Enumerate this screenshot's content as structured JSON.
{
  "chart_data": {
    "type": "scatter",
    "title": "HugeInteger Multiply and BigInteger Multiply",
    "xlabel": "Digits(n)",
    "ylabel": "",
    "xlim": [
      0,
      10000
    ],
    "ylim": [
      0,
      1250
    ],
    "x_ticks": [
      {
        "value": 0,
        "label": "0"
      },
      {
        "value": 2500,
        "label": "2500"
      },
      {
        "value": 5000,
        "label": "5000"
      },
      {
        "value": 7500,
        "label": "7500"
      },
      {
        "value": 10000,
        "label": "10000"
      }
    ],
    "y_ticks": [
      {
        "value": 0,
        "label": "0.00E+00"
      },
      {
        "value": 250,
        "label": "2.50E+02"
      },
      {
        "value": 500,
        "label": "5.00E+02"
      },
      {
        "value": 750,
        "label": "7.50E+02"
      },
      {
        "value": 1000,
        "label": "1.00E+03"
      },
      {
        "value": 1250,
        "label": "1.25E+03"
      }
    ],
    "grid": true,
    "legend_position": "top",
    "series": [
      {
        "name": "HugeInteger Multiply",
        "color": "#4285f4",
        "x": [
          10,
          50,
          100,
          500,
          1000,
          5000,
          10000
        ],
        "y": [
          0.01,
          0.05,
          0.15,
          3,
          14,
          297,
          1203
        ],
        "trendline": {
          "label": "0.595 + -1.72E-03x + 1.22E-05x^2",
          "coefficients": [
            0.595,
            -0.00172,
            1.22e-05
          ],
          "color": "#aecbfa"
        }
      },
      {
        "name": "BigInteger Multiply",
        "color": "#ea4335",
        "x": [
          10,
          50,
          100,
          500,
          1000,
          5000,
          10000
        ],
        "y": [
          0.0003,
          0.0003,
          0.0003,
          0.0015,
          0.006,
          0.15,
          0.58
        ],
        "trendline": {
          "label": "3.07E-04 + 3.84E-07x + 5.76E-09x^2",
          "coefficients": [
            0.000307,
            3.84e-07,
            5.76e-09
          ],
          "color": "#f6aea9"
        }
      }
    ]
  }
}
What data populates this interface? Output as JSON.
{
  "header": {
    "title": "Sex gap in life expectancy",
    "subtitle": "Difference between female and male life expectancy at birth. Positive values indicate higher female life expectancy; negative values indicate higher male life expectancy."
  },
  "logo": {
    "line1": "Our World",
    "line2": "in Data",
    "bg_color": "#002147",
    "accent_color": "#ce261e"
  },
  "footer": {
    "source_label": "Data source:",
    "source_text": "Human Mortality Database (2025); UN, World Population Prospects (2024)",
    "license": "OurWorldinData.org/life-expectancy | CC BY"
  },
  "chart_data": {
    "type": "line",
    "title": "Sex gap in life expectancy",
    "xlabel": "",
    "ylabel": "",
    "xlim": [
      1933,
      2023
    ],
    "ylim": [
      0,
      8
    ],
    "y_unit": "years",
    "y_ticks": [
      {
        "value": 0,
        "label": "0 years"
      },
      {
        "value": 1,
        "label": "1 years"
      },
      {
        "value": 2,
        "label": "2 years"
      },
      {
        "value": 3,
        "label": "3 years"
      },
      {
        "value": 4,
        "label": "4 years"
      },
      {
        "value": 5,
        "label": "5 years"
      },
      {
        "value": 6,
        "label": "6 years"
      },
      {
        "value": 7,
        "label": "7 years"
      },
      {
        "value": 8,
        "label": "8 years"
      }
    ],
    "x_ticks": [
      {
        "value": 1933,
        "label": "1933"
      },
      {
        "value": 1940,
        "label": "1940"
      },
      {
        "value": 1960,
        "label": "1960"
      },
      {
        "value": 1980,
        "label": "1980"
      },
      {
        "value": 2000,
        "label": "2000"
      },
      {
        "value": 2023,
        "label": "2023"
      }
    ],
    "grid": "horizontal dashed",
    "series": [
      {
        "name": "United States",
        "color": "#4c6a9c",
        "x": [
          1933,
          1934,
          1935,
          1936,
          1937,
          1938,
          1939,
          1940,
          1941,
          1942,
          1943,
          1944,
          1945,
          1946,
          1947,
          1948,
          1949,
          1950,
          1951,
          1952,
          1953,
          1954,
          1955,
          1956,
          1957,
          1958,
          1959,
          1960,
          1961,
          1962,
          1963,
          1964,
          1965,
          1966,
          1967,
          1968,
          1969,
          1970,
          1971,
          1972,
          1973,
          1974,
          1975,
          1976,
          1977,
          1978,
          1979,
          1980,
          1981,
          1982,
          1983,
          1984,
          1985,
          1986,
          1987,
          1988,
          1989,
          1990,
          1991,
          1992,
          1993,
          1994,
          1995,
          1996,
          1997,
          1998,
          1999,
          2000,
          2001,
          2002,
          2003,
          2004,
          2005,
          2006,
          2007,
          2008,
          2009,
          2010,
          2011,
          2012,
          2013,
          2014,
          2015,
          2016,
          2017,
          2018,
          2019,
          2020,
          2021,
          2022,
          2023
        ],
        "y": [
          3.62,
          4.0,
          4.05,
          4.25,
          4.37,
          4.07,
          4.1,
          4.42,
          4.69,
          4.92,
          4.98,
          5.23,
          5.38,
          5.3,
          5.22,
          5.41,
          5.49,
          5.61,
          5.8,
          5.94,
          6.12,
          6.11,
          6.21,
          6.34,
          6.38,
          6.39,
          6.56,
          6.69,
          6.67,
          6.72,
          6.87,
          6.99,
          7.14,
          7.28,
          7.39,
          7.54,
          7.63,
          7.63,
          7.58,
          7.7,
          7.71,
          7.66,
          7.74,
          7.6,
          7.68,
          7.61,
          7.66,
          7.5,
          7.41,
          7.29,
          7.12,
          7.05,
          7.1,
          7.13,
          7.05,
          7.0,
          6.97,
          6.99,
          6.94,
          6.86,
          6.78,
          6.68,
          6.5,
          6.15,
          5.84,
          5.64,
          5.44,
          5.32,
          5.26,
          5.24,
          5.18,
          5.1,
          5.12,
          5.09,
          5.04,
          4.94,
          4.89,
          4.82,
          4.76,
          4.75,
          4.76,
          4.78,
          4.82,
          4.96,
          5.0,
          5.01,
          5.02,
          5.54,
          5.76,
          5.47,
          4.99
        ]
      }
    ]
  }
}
◇ ◇ ◇ ◇ ◇
Problem description> Return each line of the data exactly as written above.

Answer in full>
Enumerate this screenshot's content as structured JSON.
{
  "chart_data": {
    "type": "scatter",
    "title": "HugeInteger Multiply and BigInteger Multiply",
    "xlabel": "Digits(n)",
    "ylabel": "",
    "xlim": [
      0,
      10000
    ],
    "ylim": [
      0,
      1250
    ],
    "x_ticks": [
      {
        "value": 0,
        "label": "0"
      },
      {
        "value": 2500,
        "label": "2500"
      },
      {
        "value": 5000,
        "label": "5000"
      },
      {
        "value": 7500,
        "label": "7500"
      },
      {
        "value": 10000,
        "label": "10000"
      }
    ],
    "y_ticks": [
      {
        "value": 0,
        "label": "0.00E+00"
      },
      {
        "value": 250,
        "label": "2.50E+02"
      },
      {
        "value": 500,
        "label": "5.00E+02"
      },
      {
        "value": 750,
        "label": "7.50E+02"
      },
      {
        "value": 1000,
        "label": "1.00E+03"
      },
      {
        "value": 1250,
        "label": "1.25E+03"
      }
    ],
    "grid": true,
    "legend_position": "top",
    "series": [
      {
        "name": "HugeInteger Multiply",
        "color": "#4285f4",
        "x": [
          10,
          50,
          100,
          500,
          1000,
          5000,
          10000
        ],
        "y": [
          0.01,
          0.05,
          0.15,
          3,
          14,
          297,
          1203
        ],
        "trendline": {
          "label": "0.595 + -1.72E-03x + 1.22E-05x^2",
          "coefficients": [
            0.595,
            -0.00172,
            1.22e-05
          ],
          "color": "#aecbfa"
        }
      },
      {
        "name": "BigInteger Multiply",
        "color": "#ea4335",
        "x": [
          10,
          50,
          100,
          500,
          1000,
          5000,
          10000
        ],
        "y": [
          0.0003,
          0.0003,
          0.0003,
          0.0015,
          0.006,
          0.15,
          0.58
        ],
        "trendline": {
          "label": "3.07E-04 + 3.84E-07x + 5.76E-09x^2",
          "coefficients": [
            0.000307,
            3.84e-07,
            5.76e-09
          ],
          "color": "#f6aea9"
        }
      }
    ]
  }
}
What data populates this interface? Output as JSON.
{
  "header": {
    "title": "Sex gap in life expectancy",
    "subtitle": "Difference between female and male life expectancy at birth. Positive values indicate higher female life expectancy; negative values indicate higher male life expectancy."
  },
  "logo": {
    "line1": "Our World",
    "line2": "in Data",
    "bg_color": "#002147",
    "accent_color": "#ce261e"
  },
  "footer": {
    "source_label": "Data source:",
    "source_text": "Human Mortality Database (2025); UN, World Population Prospects (2024)",
    "license": "OurWorldinData.org/life-expectancy | CC BY"
  },
  "chart_data": {
    "type": "line",
    "title": "Sex gap in life expectancy",
    "xlabel": "",
    "ylabel": "",
    "xlim": [
      1933,
      2023
    ],
    "ylim": [
      0,
      8
    ],
    "y_unit": "years",
    "y_ticks": [
      {
        "value": 0,
        "label": "0 years"
      },
      {
        "value": 1,
        "label": "1 years"
      },
      {
        "value": 2,
        "label": "2 years"
      },
      {
        "value": 3,
        "label": "3 years"
      },
      {
        "value": 4,
        "label": "4 years"
      },
      {
        "value": 5,
        "label": "5 years"
      },
      {
        "value": 6,
        "label": "6 years"
      },
      {
        "value": 7,
        "label": "7 years"
      },
      {
        "value": 8,
        "label": "8 years"
      }
    ],
    "x_ticks": [
      {
        "value": 1933,
        "label": "1933"
      },
      {
        "value": 1940,
        "label": "1940"
      },
      {
        "value": 1960,
        "label": "1960"
      },
      {
        "value": 1980,
        "label": "1980"
      },
      {
        "value": 2000,
        "label": "2000"
      },
      {
        "value": 2023,
        "label": "2023"
      }
    ],
    "grid": "horizontal dashed",
    "series": [
      {
        "name": "United States",
        "color": "#4c6a9c",
        "x": [
          1933,
          1934,
          1935,
          1936,
          1937,
          1938,
          1939,
          1940,
          1941,
          1942,
          1943,
          1944,
          1945,
          1946,
          1947,
          1948,
          1949,
          1950,
          1951,
          1952,
          1953,
          1954,
          1955,
          1956,
          1957,
          1958,
          1959,
          1960,
          1961,
          1962,
          1963,
          1964,
          1965,
          1966,
          1967,
          1968,
          1969,
          1970,
          1971,
          1972,
          1973,
          1974,
          1975,
          1976,
          1977,
          1978,
          1979,
          1980,
          1981,
          1982,
          1983,
          1984,
          1985,
          1986,
          1987,
          1988,
          1989,
          1990,
          1991,
          1992,
          1993,
          1994,
          1995,
          1996,
          1997,
          1998,
          1999,
          2000,
          2001,
          2002,
          2003,
          2004,
          2005,
          2006,
          2007,
          2008,
          2009,
          2010,
          2011,
          2012,
          2013,
          2014,
          2015,
          2016,
          2017,
          2018,
          2019,
          2020,
          2021,
          2022,
          2023
        ],
        "y": [
          3.62,
          4.0,
          4.05,
          4.25,
          4.37,
          4.07,
          4.1,
          4.42,
          4.69,
          4.92,
          4.98,
          5.23,
          5.38,
          5.3,
          5.22,
          5.41,
          5.49,
          5.61,
          5.8,
          5.94,
          6.12,
          6.11,
          6.21,
          6.34,
          6.38,
          6.39,
          6.56,
          6.69,
          6.67,
          6.72,
          6.87,
          6.99,
          7.14,
          7.28,
          7.39,
          7.54,
          7.63,
          7.63,
          7.58,
          7.7,
          7.71,
          7.66,
          7.74,
          7.6,
          7.68,
          7.61,
          7.66,
          7.5,
          7.41,
          7.29,
          7.12,
          7.05,
          7.1,
          7.13,
          7.05,
          7.0,
          6.97,
          6.99,
          6.94,
          6.86,
          6.78,
          6.68,
          6.5,
          6.15,
          5.84,
          5.64,
          5.44,
          5.32,
          5.26,
          5.24,
          5.18,
          5.1,
          5.12,
          5.09,
          5.04,
          4.94,
          4.89,
          4.82,
          4.76,
          4.75,
          4.76,
          4.78,
          4.82,
          4.96,
          5.0,
          5.01,
          5.02,
          5.54,
          5.76,
          5.47,
          4.99
        ]
      }
    ]
  }
}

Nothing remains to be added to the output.